→ What you need to do
Write out the entries word for word, starting at the very beginning and ending with the line that contains "List UI elements". Leave the pictures out of your copy.

→ Records to process
⁂

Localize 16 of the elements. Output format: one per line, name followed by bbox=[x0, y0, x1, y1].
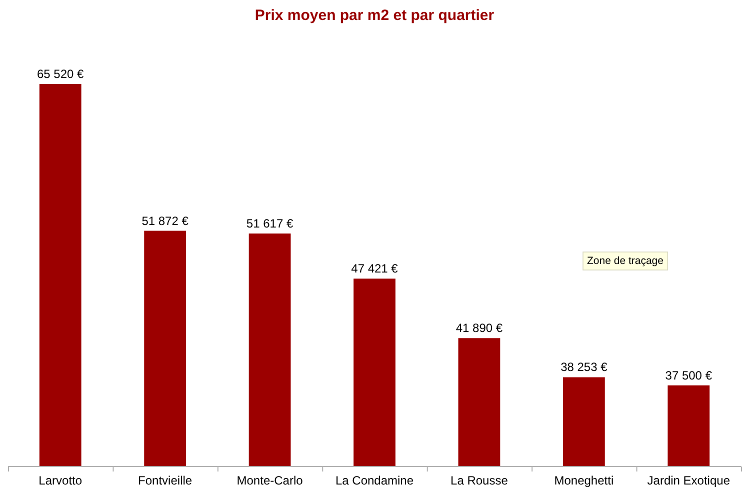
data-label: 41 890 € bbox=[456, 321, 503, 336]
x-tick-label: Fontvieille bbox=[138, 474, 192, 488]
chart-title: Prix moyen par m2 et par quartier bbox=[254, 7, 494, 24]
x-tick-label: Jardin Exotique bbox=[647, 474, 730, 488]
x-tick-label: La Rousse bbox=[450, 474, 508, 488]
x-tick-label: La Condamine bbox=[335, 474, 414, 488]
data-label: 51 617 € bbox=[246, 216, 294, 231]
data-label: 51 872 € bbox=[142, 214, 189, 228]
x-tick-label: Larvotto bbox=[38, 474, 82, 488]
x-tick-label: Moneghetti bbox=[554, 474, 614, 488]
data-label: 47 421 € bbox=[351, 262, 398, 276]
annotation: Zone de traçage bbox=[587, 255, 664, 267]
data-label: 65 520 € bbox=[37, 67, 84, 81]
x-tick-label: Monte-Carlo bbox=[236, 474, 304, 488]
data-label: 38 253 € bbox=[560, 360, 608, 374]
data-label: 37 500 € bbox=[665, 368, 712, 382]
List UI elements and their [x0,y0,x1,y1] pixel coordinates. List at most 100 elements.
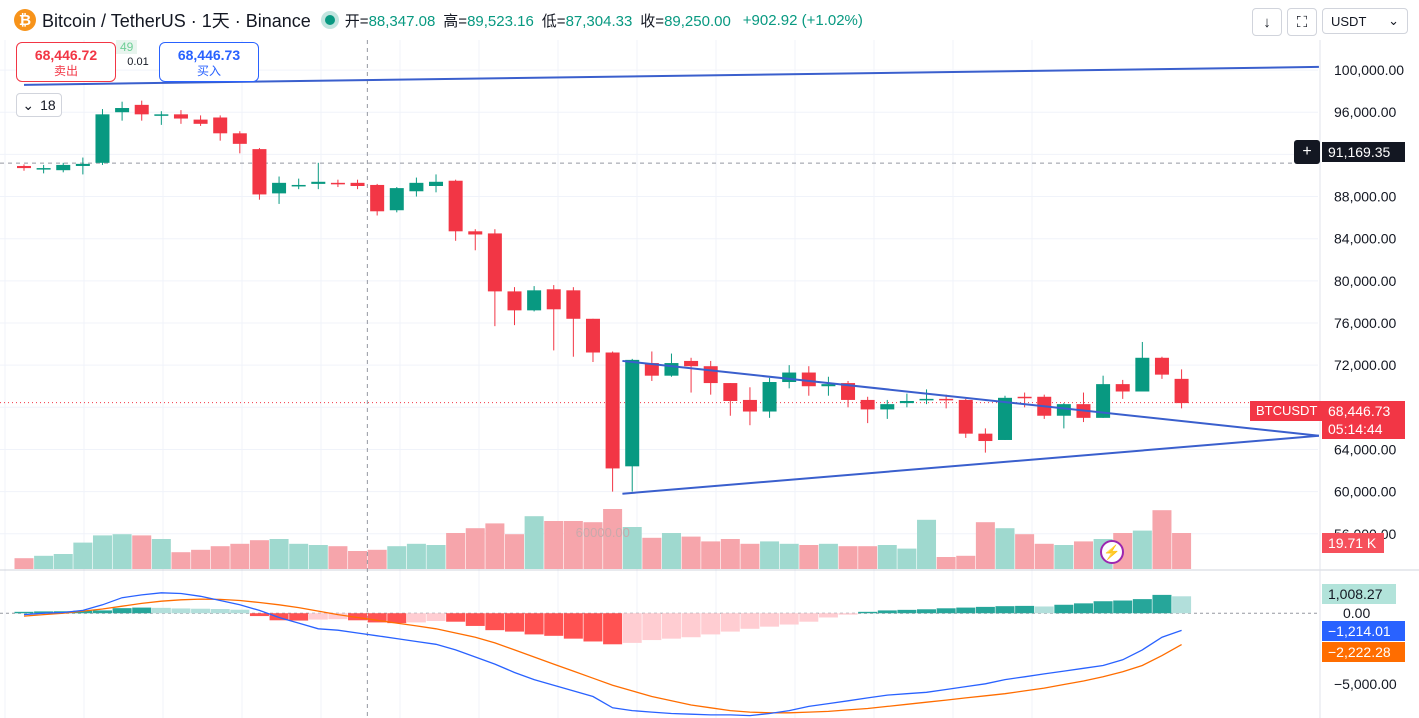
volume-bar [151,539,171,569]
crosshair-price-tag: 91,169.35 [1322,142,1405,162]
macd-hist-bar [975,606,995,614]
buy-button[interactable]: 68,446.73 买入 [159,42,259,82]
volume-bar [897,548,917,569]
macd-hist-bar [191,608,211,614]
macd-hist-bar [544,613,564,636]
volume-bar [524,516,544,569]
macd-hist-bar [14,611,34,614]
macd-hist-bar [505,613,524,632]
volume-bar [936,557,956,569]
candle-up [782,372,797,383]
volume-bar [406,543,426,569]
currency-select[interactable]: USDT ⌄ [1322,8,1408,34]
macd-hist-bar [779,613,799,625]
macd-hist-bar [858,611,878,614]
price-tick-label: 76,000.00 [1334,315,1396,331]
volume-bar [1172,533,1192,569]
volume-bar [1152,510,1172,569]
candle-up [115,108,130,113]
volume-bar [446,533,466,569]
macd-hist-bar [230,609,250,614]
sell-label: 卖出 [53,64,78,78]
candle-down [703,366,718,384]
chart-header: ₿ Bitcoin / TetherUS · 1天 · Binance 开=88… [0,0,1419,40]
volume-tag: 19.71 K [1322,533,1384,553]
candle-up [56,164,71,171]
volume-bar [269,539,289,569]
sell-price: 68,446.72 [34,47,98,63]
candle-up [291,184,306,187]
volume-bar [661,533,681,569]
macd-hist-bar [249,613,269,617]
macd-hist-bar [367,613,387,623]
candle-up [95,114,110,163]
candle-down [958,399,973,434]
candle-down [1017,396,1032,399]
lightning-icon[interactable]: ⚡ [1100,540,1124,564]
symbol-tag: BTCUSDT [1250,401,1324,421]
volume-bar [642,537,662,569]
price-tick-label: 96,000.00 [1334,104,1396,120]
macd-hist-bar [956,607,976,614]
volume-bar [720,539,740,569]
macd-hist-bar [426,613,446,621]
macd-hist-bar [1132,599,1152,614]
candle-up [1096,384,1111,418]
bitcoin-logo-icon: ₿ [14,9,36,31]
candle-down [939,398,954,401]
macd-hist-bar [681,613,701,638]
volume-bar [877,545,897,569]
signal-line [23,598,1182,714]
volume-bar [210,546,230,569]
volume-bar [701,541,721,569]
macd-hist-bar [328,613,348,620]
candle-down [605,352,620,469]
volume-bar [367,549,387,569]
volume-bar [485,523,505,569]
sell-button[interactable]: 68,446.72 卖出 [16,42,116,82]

⁂

→ Full solution
Localize 16 of the elements. Output format: one per line, name followed by bbox=[x0, y0, x1, y1].
data-label: 41 890 € bbox=[456, 321, 503, 336]
x-tick-label: Fontvieille bbox=[138, 474, 192, 488]
chart-title: Prix moyen par m2 et par quartier bbox=[254, 7, 494, 24]
x-tick-label: Jardin Exotique bbox=[647, 474, 730, 488]
x-tick-label: La Rousse bbox=[450, 474, 508, 488]
x-tick-label: La Condamine bbox=[335, 474, 414, 488]
data-label: 51 617 € bbox=[246, 216, 294, 231]
data-label: 51 872 € bbox=[142, 214, 189, 228]
x-tick-label: Larvotto bbox=[38, 474, 82, 488]
x-tick-label: Moneghetti bbox=[554, 474, 614, 488]
data-label: 47 421 € bbox=[351, 262, 398, 276]
annotation: Zone de traçage bbox=[587, 255, 664, 267]
data-label: 65 520 € bbox=[37, 67, 84, 81]
x-tick-label: Monte-Carlo bbox=[236, 474, 304, 488]
data-label: 38 253 € bbox=[560, 360, 608, 374]
data-label: 37 500 € bbox=[665, 368, 712, 382]
List UI elements and their [x0,y0,x1,y1] pixel coordinates. List at most 100 elements.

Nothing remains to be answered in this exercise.